## Exercise details
Report how many lines in the data include the string "number", and add nothing else.

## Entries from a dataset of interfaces
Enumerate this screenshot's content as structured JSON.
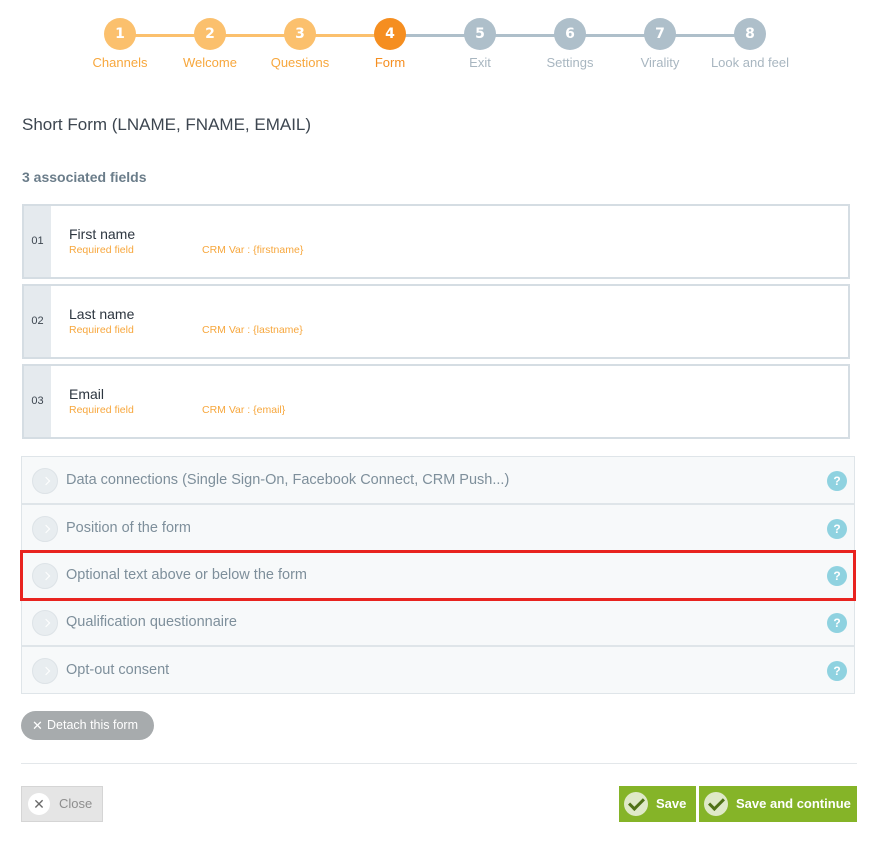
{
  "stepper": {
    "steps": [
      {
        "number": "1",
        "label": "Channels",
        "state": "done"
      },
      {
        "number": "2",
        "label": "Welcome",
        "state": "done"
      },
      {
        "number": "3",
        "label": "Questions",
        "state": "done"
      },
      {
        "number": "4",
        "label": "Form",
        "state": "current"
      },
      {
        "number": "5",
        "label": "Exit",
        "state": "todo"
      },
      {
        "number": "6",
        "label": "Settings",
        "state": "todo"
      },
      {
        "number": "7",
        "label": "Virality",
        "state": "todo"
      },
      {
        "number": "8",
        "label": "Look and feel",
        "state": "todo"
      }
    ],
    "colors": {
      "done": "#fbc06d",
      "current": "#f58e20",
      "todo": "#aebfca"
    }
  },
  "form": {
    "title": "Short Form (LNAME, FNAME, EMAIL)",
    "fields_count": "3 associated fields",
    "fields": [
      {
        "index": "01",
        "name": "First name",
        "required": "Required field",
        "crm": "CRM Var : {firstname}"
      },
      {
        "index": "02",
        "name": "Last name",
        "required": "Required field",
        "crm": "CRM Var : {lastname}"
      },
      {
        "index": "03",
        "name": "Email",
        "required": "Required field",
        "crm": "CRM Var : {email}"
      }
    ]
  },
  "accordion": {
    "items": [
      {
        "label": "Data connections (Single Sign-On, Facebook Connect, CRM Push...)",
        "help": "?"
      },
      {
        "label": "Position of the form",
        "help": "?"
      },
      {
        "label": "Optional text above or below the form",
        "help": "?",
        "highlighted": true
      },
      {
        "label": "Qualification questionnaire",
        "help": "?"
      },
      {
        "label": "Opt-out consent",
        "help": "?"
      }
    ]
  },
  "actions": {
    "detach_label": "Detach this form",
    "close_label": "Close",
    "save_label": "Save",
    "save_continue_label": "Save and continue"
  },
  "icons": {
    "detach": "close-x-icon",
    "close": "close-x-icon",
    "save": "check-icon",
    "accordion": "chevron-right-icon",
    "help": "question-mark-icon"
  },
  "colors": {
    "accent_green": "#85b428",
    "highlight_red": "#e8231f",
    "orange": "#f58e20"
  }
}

## Solved problem
8